▶ _WORK TO COMPLETE_
Reproduce every line in the listing that contains the word "structured".

▶ _RECORDS PROVIDED_
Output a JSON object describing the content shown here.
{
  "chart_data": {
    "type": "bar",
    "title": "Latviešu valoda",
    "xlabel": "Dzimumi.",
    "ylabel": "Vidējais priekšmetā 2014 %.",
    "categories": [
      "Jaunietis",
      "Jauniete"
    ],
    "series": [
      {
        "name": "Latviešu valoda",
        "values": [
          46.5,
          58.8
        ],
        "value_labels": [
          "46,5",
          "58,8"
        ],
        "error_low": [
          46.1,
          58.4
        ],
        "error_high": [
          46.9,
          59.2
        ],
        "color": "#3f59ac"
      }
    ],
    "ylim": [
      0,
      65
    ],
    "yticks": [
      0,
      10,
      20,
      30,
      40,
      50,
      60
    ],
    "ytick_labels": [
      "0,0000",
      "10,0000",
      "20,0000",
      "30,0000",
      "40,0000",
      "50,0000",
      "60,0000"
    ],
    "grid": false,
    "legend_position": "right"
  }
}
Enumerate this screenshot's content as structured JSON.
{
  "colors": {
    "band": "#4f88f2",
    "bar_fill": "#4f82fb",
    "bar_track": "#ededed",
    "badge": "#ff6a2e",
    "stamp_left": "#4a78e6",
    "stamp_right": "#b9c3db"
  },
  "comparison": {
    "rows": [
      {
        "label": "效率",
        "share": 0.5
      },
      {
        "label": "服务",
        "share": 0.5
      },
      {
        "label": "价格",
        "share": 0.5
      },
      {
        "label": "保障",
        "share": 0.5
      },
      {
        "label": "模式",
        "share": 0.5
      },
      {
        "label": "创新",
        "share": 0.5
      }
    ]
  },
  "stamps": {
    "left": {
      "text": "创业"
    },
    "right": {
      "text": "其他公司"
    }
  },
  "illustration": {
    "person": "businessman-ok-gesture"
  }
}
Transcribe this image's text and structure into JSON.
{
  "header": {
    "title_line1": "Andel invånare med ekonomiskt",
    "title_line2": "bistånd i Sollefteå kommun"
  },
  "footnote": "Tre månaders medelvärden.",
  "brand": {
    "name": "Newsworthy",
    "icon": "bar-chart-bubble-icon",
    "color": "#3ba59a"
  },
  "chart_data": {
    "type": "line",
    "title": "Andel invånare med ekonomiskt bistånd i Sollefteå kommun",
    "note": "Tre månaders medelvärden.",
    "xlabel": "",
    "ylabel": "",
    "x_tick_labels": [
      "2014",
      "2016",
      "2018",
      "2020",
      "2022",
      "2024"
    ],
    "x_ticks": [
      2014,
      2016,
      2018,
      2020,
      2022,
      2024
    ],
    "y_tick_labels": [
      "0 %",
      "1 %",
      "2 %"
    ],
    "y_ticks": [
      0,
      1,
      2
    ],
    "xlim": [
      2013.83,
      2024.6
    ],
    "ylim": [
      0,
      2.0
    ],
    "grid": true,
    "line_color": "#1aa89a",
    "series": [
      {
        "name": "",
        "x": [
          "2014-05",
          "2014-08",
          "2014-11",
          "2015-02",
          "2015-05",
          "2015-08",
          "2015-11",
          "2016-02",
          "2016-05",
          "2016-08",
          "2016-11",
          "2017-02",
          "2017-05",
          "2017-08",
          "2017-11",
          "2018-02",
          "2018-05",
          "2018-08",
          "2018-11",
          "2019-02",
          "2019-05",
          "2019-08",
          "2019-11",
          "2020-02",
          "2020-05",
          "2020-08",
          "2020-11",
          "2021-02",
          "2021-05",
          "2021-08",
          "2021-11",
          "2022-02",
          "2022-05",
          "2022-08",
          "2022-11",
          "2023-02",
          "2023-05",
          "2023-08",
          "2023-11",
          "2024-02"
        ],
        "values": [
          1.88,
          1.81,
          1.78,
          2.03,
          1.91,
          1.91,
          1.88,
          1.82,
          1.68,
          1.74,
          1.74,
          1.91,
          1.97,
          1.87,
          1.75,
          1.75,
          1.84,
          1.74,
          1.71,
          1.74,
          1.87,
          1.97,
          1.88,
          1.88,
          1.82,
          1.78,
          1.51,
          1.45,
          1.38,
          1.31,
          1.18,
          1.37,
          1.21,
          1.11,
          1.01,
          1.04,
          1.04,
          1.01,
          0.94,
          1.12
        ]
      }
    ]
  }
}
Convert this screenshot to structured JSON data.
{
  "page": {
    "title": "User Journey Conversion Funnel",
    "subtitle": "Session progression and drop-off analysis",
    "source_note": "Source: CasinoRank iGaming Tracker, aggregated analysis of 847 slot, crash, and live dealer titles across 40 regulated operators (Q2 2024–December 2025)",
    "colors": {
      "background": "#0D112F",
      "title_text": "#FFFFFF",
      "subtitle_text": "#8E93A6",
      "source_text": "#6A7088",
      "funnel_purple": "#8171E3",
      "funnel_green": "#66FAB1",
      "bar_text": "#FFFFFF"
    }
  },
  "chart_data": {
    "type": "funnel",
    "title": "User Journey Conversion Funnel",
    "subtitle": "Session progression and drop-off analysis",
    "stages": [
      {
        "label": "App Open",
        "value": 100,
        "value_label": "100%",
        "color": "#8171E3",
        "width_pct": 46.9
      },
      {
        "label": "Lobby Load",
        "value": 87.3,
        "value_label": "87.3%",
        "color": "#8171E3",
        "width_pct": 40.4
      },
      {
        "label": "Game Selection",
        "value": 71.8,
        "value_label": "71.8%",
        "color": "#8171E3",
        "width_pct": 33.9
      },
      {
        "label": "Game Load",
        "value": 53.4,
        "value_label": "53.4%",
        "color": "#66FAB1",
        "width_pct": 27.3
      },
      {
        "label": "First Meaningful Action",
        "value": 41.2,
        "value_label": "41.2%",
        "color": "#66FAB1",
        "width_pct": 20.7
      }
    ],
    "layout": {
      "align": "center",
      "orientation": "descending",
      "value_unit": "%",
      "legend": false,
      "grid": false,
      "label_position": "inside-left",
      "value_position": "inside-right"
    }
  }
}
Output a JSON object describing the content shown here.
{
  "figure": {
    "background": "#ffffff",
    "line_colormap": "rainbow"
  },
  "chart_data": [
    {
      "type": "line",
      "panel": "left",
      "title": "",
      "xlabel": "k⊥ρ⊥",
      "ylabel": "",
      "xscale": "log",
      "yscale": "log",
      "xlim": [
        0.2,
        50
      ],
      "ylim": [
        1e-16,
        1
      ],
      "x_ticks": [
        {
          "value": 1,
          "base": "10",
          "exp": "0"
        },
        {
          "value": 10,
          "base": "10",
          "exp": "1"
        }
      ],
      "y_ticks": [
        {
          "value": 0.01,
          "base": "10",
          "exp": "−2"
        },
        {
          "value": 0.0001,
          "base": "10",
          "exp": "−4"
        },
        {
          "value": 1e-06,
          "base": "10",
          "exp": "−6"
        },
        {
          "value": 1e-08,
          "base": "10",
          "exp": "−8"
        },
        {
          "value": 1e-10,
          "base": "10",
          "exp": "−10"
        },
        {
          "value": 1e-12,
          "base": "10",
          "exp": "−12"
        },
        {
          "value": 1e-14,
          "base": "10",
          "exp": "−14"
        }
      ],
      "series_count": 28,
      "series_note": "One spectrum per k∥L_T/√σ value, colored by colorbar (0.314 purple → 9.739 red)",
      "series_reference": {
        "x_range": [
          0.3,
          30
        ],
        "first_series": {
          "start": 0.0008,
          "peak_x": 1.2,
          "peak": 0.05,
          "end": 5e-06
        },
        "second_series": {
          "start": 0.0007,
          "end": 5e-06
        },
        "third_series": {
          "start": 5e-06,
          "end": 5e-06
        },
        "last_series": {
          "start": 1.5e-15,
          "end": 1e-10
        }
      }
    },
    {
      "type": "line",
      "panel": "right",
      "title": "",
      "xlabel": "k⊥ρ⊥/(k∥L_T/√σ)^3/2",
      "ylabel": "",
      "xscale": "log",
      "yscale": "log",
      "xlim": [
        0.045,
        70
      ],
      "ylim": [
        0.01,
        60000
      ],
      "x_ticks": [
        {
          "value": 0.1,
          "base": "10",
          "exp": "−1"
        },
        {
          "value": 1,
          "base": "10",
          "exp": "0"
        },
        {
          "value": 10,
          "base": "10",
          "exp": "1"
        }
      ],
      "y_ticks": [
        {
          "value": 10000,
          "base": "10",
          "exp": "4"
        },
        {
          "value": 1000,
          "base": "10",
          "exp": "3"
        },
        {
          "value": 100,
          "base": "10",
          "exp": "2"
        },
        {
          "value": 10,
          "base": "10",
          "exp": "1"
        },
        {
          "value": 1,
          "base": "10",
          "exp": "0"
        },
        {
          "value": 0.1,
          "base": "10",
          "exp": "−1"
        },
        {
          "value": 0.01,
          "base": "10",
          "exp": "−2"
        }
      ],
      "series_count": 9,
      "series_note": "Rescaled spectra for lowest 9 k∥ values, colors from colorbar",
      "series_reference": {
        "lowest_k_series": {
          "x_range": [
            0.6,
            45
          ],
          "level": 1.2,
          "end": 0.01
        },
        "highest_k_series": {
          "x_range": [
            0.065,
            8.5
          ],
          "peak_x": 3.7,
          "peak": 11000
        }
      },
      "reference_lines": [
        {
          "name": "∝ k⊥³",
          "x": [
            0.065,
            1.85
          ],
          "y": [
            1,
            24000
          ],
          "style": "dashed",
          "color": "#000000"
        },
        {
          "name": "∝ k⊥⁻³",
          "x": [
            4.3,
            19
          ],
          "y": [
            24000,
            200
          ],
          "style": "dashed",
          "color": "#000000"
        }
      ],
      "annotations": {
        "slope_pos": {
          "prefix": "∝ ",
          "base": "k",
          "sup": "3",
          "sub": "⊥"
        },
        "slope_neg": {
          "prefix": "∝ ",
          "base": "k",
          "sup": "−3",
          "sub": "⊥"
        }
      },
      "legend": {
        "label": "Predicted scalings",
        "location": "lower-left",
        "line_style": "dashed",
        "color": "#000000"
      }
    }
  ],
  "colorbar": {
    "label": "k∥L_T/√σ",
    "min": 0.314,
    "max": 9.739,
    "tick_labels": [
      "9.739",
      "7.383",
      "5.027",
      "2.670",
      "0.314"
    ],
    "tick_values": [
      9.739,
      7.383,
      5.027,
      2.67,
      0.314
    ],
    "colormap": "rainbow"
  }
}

▶ _ANSWER TO THIS PROBLEM_
Enumerate this screenshot's content as structured JSON.
Convert this screenshot to structured JSON data.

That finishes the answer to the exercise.